WHAT IS REQUIRED
Find each line with the string "icon" and report it.

start TASK INPUT

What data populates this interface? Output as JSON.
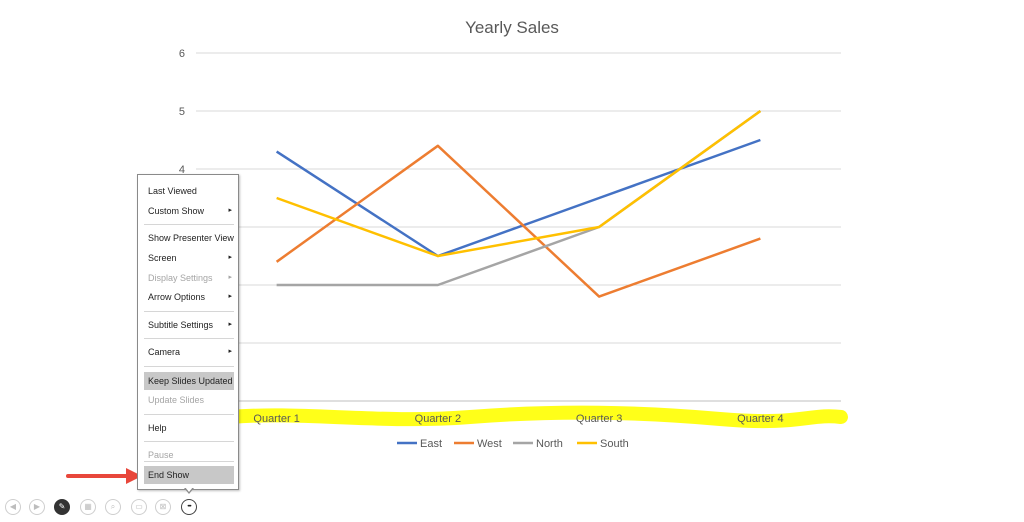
{
  "chart_data": {
    "type": "line",
    "title": "Yearly Sales",
    "categories": [
      "Quarter 1",
      "Quarter 2",
      "Quarter 3",
      "Quarter 4"
    ],
    "ylim": [
      0,
      6
    ],
    "yticks": [
      "6",
      "5",
      "4"
    ],
    "grid": true,
    "legend_position": "bottom",
    "series": [
      {
        "name": "East",
        "color": "#4472c4",
        "values": [
          4.3,
          2.5,
          3.5,
          4.5
        ]
      },
      {
        "name": "West",
        "color": "#ed7d31",
        "values": [
          2.4,
          4.4,
          1.8,
          2.8
        ]
      },
      {
        "name": "North",
        "color": "#a5a5a5",
        "values": [
          2.0,
          2.0,
          3.0,
          5.0
        ]
      },
      {
        "name": "South",
        "color": "#ffc000",
        "values": [
          3.5,
          2.5,
          3.0,
          5.0
        ]
      }
    ],
    "category_highlight_color": "#ffff00"
  },
  "context_menu": {
    "items": [
      {
        "label": "Last Viewed",
        "submenu": false,
        "disabled": false,
        "highlight": false
      },
      {
        "label": "Custom Show",
        "submenu": true,
        "disabled": false,
        "highlight": false
      },
      {
        "label": "Show Presenter View",
        "submenu": false,
        "disabled": false,
        "highlight": false
      },
      {
        "label": "Screen",
        "submenu": true,
        "disabled": false,
        "highlight": false
      },
      {
        "label": "Display Settings",
        "submenu": true,
        "disabled": true,
        "highlight": false
      },
      {
        "label": "Arrow Options",
        "submenu": true,
        "disabled": false,
        "highlight": false
      },
      {
        "label": "Subtitle Settings",
        "submenu": true,
        "disabled": false,
        "highlight": false
      },
      {
        "label": "Camera",
        "submenu": true,
        "disabled": false,
        "highlight": false
      },
      {
        "label": "Keep Slides Updated",
        "submenu": false,
        "disabled": false,
        "highlight": true
      },
      {
        "label": "Update Slides",
        "submenu": false,
        "disabled": true,
        "highlight": false
      },
      {
        "label": "Help",
        "submenu": false,
        "disabled": false,
        "highlight": false
      },
      {
        "label": "Pause",
        "submenu": false,
        "disabled": true,
        "highlight": false
      },
      {
        "label": "End Show",
        "submenu": false,
        "disabled": false,
        "highlight": true
      }
    ],
    "submenu_glyph": "▸"
  },
  "toolbar": {
    "buttons": [
      {
        "icon": "previous-icon",
        "glyph": "◀"
      },
      {
        "icon": "next-icon",
        "glyph": "▶"
      },
      {
        "icon": "pen-icon",
        "glyph": "✎"
      },
      {
        "icon": "see-all-slides-icon",
        "glyph": "▦"
      },
      {
        "icon": "zoom-icon",
        "glyph": "⌕"
      },
      {
        "icon": "subtitles-icon",
        "glyph": "▭"
      },
      {
        "icon": "camera-icon",
        "glyph": "⊠"
      },
      {
        "icon": "more-options-icon",
        "glyph": "•••"
      }
    ]
  },
  "annotation": {
    "arrow_color": "#e8473b"
  }
}
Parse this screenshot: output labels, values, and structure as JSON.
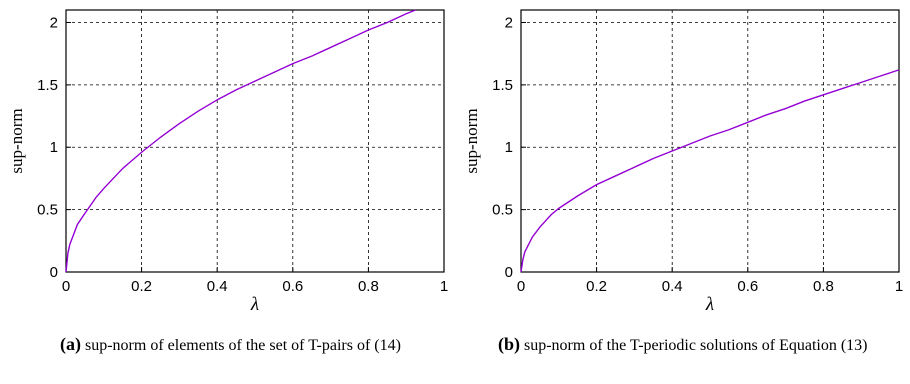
{
  "chart_data": [
    {
      "type": "line",
      "xlabel": "λ",
      "ylabel": "sup-norm",
      "xlim": [
        0,
        1
      ],
      "ylim": [
        0,
        2.1
      ],
      "x_ticks": [
        "0",
        "0.2",
        "0.4",
        "0.6",
        "0.8",
        "1"
      ],
      "y_ticks": [
        "0",
        "0.5",
        "1",
        "1.5",
        "2"
      ],
      "grid": true,
      "line_color": "#9400d3",
      "series": [
        {
          "x": [
            0,
            0.005,
            0.01,
            0.02,
            0.03,
            0.05,
            0.08,
            0.1,
            0.15,
            0.2,
            0.25,
            0.3,
            0.35,
            0.4,
            0.45,
            0.5,
            0.55,
            0.6,
            0.65,
            0.7,
            0.75,
            0.8,
            0.85,
            0.9,
            0.925
          ],
          "y": [
            0,
            0.15,
            0.22,
            0.3,
            0.38,
            0.47,
            0.6,
            0.67,
            0.83,
            0.96,
            1.08,
            1.19,
            1.29,
            1.38,
            1.46,
            1.53,
            1.6,
            1.67,
            1.73,
            1.8,
            1.87,
            1.94,
            2.0,
            2.07,
            2.1
          ]
        }
      ],
      "caption_label": "(a)",
      "caption_text": "sup-norm of elements of the set of T-pairs of (14)"
    },
    {
      "type": "line",
      "xlabel": "λ",
      "ylabel": "sup-norm",
      "xlim": [
        0,
        1
      ],
      "ylim": [
        0,
        2.1
      ],
      "x_ticks": [
        "0",
        "0.2",
        "0.4",
        "0.6",
        "0.8",
        "1"
      ],
      "y_ticks": [
        "0",
        "0.5",
        "1",
        "1.5",
        "2"
      ],
      "grid": true,
      "line_color": "#9400d3",
      "series": [
        {
          "x": [
            0,
            0.005,
            0.01,
            0.02,
            0.03,
            0.05,
            0.08,
            0.1,
            0.15,
            0.2,
            0.25,
            0.3,
            0.35,
            0.4,
            0.45,
            0.5,
            0.55,
            0.6,
            0.65,
            0.7,
            0.75,
            0.8,
            0.85,
            0.9,
            0.95,
            1.0
          ],
          "y": [
            0,
            0.1,
            0.16,
            0.22,
            0.28,
            0.36,
            0.46,
            0.51,
            0.61,
            0.7,
            0.77,
            0.84,
            0.91,
            0.97,
            1.03,
            1.09,
            1.14,
            1.2,
            1.26,
            1.31,
            1.37,
            1.42,
            1.47,
            1.52,
            1.57,
            1.62
          ]
        }
      ],
      "caption_label": "(b)",
      "caption_text": "sup-norm of the T-periodic solutions of Equation (13)"
    }
  ]
}
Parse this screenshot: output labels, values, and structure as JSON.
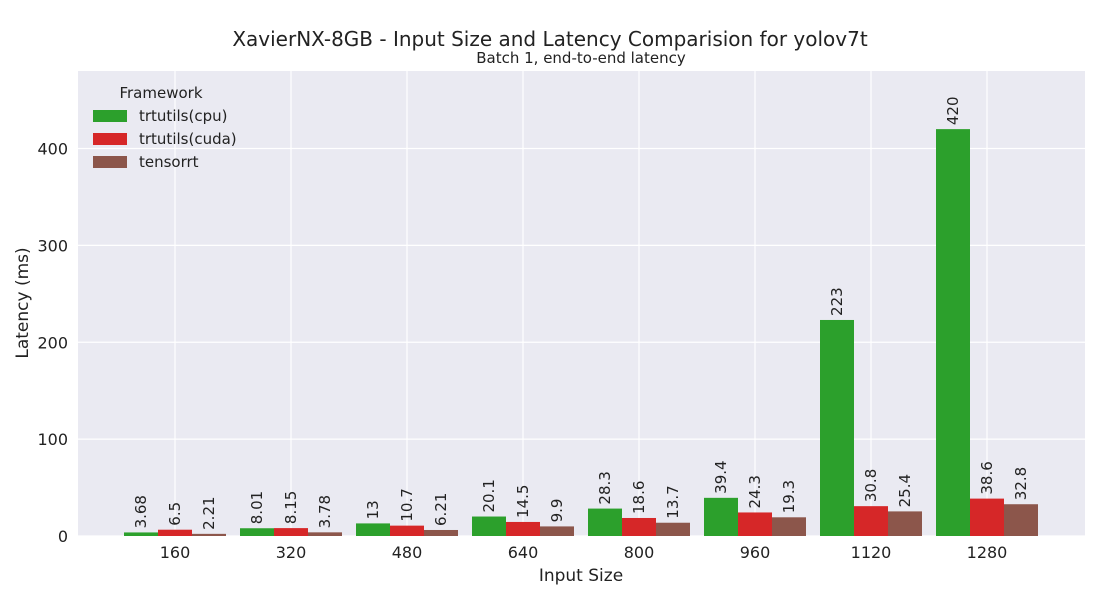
{
  "chart_data": {
    "type": "bar",
    "title": "XavierNX-8GB - Input Size and Latency Comparision for yolov7t",
    "subtitle": "Batch 1, end-to-end latency",
    "xlabel": "Input Size",
    "ylabel": "Latency (ms)",
    "ylim": [
      0,
      480
    ],
    "yticks": [
      "0",
      "100",
      "200",
      "300",
      "400"
    ],
    "grid": true,
    "legend": {
      "title": "Framework",
      "placement": "top-left"
    },
    "categories": [
      "160",
      "320",
      "480",
      "640",
      "800",
      "960",
      "1120",
      "1280"
    ],
    "series": [
      {
        "name": "trtutils(cpu)",
        "color": "#2ca02c",
        "values": [
          3.68,
          8.01,
          13,
          20.1,
          28.3,
          39.4,
          223,
          420
        ],
        "labels": [
          "3.68",
          "8.01",
          "13",
          "20.1",
          "28.3",
          "39.4",
          "223",
          "420"
        ]
      },
      {
        "name": "trtutils(cuda)",
        "color": "#d62728",
        "values": [
          6.5,
          8.15,
          10.7,
          14.5,
          18.6,
          24.3,
          30.8,
          38.6
        ],
        "labels": [
          "6.5",
          "8.15",
          "10.7",
          "14.5",
          "18.6",
          "24.3",
          "30.8",
          "38.6"
        ]
      },
      {
        "name": "tensorrt",
        "color": "#8c564b",
        "values": [
          2.21,
          3.78,
          6.21,
          9.9,
          13.7,
          19.3,
          25.4,
          32.8
        ],
        "labels": [
          "2.21",
          "3.78",
          "6.21",
          "9.9",
          "13.7",
          "19.3",
          "25.4",
          "32.8"
        ]
      }
    ]
  }
}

end TASK INPUT

ANSWER TO THIS TASK
        "icon": "previous-icon",
        "icon": "next-icon",
        "icon": "pen-icon",
        "icon": "see-all-slides-icon",
        "icon": "zoom-icon",
        "icon": "subtitles-icon",
        "icon": "camera-icon",
        "icon": "more-options-icon",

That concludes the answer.